# START OF ENTRIES

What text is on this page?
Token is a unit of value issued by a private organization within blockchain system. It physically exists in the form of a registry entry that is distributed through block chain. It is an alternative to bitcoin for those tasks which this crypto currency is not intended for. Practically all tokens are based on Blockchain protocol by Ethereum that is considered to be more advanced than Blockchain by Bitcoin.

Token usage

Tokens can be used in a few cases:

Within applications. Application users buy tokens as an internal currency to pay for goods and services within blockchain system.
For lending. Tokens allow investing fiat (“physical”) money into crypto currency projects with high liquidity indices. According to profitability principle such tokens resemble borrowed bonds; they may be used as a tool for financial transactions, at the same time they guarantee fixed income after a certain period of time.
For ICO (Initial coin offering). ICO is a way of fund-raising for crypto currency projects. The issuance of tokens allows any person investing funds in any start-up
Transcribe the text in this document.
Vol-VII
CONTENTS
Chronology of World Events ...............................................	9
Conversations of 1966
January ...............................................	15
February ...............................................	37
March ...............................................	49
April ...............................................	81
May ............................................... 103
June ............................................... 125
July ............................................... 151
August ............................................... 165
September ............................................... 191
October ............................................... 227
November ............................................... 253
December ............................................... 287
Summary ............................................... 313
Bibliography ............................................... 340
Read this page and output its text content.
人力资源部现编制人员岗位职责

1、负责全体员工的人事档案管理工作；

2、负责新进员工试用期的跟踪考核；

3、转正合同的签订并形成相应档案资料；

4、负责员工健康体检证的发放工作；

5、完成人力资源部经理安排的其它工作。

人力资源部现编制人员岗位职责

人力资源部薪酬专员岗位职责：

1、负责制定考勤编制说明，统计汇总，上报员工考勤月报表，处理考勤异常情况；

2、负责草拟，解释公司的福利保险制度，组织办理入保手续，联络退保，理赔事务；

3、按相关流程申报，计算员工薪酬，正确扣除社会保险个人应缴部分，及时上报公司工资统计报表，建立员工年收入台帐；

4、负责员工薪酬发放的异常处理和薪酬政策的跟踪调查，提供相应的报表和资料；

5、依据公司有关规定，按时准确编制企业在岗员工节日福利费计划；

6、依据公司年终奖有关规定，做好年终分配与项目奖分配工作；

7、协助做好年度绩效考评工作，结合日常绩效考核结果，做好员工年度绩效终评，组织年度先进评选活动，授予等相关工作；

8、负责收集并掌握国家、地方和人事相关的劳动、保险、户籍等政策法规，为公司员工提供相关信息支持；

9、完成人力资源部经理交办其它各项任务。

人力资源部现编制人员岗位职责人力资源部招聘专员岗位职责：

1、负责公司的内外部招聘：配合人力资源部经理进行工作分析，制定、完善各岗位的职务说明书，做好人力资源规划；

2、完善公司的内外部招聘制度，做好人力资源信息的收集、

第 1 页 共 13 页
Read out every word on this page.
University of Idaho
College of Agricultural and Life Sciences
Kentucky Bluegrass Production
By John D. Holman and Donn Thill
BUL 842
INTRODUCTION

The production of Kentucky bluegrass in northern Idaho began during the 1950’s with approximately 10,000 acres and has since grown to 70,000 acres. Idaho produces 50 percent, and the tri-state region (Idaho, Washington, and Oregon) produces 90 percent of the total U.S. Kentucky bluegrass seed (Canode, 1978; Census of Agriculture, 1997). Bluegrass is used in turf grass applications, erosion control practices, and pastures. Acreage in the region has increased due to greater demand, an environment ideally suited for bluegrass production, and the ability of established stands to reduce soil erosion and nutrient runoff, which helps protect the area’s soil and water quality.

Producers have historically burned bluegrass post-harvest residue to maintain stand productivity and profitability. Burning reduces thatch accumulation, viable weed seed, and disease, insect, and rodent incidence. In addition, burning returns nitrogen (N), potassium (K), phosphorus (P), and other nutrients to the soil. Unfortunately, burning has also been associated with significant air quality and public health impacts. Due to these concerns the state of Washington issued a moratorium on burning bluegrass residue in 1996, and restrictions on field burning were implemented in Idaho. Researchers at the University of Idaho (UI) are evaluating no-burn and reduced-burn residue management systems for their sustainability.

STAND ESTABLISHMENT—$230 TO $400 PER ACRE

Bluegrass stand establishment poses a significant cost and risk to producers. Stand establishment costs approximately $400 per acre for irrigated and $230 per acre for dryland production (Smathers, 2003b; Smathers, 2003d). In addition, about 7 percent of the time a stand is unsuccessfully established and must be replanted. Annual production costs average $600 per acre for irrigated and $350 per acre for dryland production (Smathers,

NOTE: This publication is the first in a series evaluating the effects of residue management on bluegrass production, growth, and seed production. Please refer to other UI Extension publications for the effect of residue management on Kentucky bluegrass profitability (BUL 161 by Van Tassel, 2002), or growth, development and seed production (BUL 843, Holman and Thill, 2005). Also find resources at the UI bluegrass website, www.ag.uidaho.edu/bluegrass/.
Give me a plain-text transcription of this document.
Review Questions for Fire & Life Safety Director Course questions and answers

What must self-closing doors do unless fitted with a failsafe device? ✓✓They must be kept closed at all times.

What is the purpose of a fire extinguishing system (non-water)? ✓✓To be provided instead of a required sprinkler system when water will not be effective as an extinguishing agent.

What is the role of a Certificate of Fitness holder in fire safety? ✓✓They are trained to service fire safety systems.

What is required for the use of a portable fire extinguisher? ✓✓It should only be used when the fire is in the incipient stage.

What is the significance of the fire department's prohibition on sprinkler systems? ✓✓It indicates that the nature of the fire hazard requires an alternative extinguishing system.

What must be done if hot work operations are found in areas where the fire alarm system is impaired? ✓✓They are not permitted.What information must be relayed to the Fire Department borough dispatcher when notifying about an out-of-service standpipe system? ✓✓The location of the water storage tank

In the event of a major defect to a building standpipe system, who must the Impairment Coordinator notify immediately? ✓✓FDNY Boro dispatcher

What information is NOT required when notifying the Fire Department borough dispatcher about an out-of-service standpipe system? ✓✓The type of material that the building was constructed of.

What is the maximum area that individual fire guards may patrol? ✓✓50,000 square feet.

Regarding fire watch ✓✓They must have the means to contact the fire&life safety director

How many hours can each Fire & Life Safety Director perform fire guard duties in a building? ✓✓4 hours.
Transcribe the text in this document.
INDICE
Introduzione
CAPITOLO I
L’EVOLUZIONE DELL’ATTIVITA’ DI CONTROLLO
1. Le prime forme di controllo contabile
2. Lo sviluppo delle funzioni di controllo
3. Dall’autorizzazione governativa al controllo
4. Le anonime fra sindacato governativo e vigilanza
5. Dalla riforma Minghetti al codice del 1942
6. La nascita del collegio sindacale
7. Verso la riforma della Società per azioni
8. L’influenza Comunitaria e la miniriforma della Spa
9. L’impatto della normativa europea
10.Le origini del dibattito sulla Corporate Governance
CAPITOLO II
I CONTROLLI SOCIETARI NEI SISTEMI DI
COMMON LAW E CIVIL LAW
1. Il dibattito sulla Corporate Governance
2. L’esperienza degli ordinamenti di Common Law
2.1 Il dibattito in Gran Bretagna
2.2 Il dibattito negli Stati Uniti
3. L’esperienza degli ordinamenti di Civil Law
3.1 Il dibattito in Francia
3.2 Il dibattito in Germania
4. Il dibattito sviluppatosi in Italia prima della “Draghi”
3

# END OF ENTRIES

■ DO THIS ■
Look through the listing and extract every line with "notifying" in it.

■ RESPONSE TO THIS EXERCISE ■
What must be done if hot work operations are found in areas where the fire alarm system is impaired? ✓✓They are not permitted.What information must be relayed to the Fire Department borough dispatcher when notifying about an out-of-service standpipe system? ✓✓The location of the water storage tank
What information is NOT required when notifying the Fire Department borough dispatcher about an out-of-service standpipe system? ✓✓The type of material that the building was constructed of.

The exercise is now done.